[Data lines start]

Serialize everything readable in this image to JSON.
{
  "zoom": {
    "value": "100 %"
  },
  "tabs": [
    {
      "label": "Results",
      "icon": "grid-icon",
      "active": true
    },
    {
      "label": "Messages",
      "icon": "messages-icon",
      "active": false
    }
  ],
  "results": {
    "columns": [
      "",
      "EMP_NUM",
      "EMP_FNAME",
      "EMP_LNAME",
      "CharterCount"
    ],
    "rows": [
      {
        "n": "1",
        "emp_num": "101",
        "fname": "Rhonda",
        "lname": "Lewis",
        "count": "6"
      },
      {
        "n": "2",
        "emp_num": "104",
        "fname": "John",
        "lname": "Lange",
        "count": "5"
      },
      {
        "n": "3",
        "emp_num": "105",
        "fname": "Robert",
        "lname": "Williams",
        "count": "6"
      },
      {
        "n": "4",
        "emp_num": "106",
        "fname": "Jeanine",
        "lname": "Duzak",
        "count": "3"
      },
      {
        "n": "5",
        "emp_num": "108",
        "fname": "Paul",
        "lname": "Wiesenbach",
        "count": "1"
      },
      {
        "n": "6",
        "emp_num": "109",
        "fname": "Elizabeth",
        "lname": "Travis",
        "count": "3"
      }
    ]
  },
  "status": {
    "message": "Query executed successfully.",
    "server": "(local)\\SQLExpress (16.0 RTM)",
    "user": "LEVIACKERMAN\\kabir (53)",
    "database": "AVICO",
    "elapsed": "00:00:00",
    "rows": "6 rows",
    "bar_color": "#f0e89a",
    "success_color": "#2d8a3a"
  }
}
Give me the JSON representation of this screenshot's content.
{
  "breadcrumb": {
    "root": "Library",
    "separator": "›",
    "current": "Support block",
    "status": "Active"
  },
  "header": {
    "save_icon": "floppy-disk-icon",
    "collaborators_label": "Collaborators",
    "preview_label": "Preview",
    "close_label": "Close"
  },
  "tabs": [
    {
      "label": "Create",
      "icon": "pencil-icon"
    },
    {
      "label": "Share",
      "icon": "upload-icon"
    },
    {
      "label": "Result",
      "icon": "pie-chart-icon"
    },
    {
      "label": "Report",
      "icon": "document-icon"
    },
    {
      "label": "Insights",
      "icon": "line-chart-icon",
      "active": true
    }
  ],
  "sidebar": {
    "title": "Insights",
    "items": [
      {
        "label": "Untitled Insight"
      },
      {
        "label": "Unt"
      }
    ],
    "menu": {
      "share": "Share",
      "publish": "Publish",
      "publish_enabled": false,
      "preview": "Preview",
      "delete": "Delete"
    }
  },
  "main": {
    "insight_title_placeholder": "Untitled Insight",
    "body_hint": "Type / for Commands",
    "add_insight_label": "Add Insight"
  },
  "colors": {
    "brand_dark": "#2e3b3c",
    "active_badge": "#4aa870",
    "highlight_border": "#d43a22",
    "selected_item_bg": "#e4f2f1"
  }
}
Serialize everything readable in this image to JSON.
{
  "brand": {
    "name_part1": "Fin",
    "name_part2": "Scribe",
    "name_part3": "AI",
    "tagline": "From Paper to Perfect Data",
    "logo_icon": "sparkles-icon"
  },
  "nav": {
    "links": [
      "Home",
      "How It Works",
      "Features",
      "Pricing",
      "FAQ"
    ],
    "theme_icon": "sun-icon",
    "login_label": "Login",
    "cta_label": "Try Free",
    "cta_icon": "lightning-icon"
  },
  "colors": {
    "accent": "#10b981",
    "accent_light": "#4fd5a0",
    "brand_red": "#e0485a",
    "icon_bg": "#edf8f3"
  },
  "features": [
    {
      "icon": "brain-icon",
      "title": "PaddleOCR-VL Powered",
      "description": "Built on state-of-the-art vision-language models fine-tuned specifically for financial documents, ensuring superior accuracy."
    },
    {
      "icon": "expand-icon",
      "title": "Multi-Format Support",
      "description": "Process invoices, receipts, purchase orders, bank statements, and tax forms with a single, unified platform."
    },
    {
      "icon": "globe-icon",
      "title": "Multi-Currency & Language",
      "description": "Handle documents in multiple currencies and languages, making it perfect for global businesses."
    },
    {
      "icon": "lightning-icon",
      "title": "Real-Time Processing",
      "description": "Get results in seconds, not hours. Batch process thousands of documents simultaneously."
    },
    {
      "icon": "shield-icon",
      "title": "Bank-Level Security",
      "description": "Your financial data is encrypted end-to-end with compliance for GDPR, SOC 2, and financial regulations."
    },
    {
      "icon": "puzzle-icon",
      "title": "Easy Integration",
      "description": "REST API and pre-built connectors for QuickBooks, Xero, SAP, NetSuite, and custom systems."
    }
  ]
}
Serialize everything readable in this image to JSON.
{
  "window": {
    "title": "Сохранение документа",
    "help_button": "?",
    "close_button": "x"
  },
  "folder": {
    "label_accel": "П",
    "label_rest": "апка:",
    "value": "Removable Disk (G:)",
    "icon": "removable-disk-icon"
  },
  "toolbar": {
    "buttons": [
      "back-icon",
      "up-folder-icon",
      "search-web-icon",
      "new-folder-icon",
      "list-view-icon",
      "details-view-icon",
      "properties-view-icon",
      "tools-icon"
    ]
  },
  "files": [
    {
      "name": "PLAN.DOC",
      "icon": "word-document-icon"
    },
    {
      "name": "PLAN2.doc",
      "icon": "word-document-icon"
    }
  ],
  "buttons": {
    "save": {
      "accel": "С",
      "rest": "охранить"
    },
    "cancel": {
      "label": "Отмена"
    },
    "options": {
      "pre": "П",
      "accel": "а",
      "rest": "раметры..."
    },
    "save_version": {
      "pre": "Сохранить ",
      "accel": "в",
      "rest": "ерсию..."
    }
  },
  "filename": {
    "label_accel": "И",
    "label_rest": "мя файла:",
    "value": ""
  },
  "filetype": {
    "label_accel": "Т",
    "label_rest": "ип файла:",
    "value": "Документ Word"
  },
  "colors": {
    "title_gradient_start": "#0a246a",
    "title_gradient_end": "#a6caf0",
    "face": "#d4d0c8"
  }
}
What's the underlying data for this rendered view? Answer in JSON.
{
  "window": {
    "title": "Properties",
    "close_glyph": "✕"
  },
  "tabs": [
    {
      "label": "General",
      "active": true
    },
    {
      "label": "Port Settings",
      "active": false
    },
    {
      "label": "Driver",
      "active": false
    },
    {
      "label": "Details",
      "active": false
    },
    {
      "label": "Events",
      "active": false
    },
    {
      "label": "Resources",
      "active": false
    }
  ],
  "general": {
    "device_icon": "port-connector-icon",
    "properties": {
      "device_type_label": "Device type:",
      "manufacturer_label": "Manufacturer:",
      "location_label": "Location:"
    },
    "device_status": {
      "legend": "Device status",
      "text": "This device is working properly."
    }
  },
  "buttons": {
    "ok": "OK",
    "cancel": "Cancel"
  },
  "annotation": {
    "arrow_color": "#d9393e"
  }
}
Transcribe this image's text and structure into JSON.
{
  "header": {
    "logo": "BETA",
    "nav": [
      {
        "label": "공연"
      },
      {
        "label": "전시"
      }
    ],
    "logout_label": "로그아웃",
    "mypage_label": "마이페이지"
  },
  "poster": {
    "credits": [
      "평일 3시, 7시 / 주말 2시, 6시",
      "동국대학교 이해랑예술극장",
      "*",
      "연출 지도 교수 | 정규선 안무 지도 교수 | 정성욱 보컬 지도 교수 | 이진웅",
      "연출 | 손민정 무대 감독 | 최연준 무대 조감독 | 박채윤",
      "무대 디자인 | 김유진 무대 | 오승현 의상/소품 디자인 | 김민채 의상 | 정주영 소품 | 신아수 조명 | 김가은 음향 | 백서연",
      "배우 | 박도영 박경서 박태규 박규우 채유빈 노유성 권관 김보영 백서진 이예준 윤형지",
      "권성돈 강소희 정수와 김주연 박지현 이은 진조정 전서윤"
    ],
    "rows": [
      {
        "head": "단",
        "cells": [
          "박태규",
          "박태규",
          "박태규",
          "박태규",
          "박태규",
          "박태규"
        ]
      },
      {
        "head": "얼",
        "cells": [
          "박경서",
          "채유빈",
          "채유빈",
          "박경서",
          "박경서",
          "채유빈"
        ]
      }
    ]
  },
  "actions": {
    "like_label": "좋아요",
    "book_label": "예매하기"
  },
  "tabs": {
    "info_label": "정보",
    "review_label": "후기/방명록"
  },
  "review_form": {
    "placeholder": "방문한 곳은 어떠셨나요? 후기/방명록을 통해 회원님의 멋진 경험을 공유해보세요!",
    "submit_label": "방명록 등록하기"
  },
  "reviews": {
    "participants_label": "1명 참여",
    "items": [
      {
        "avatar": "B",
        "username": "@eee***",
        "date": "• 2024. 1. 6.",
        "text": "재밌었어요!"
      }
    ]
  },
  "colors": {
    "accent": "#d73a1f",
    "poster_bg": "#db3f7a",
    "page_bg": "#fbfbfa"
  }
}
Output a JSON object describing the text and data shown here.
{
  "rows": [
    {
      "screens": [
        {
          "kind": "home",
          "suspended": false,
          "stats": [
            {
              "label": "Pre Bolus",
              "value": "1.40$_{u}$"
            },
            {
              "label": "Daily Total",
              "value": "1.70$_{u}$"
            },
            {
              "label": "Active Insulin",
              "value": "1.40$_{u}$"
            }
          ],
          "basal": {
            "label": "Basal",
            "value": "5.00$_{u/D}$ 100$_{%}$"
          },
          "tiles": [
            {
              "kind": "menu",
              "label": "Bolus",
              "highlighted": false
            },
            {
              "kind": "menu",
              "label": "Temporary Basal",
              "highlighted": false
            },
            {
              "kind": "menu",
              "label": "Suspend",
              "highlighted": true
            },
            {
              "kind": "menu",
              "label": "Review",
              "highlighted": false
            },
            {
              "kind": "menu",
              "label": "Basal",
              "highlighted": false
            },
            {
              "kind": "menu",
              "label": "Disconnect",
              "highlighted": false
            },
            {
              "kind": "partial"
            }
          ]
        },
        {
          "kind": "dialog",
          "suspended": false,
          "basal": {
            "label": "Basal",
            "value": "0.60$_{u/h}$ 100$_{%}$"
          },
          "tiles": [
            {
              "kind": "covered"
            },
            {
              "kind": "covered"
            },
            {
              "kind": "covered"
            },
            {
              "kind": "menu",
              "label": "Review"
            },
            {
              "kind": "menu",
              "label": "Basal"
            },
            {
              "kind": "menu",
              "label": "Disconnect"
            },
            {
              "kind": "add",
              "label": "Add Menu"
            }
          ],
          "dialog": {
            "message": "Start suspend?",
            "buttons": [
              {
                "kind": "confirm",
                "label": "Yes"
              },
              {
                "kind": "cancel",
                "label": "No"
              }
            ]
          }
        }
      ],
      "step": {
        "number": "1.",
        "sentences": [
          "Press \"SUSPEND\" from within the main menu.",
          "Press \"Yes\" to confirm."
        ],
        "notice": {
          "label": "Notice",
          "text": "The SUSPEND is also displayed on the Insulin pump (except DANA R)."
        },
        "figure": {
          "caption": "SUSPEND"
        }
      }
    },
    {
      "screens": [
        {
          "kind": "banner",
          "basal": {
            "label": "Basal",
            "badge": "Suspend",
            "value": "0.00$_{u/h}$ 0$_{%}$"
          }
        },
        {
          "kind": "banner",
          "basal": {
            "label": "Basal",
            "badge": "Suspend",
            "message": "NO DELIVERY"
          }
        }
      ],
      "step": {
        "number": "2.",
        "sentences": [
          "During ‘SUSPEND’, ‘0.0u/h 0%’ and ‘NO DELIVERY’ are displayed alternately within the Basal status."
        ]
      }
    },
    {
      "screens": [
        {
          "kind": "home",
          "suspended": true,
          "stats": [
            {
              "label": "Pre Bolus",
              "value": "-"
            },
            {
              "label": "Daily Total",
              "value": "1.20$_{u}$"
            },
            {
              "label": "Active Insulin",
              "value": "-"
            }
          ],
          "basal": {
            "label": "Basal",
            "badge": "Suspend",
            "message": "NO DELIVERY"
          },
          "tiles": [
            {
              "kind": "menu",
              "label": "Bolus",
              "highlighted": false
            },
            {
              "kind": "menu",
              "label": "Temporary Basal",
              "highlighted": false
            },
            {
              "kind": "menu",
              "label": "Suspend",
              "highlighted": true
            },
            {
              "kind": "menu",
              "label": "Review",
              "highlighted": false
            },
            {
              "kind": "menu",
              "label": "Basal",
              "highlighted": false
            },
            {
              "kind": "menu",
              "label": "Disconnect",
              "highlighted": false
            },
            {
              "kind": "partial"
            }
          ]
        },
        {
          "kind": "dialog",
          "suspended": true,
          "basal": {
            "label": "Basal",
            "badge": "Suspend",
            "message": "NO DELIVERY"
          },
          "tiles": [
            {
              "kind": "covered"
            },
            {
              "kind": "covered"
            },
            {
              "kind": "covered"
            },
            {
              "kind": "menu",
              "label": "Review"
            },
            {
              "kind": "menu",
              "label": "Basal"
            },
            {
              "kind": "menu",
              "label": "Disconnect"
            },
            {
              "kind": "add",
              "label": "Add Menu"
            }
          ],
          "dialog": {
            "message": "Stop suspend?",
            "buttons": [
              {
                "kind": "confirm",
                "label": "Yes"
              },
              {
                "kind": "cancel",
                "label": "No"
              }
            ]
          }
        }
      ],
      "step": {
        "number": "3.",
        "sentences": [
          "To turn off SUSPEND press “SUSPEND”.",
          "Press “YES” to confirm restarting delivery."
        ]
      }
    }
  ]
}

[Data lines end]

**Direction:** Return the number of lines that include the word "confirm", and nothing else.

**Completed task:** 4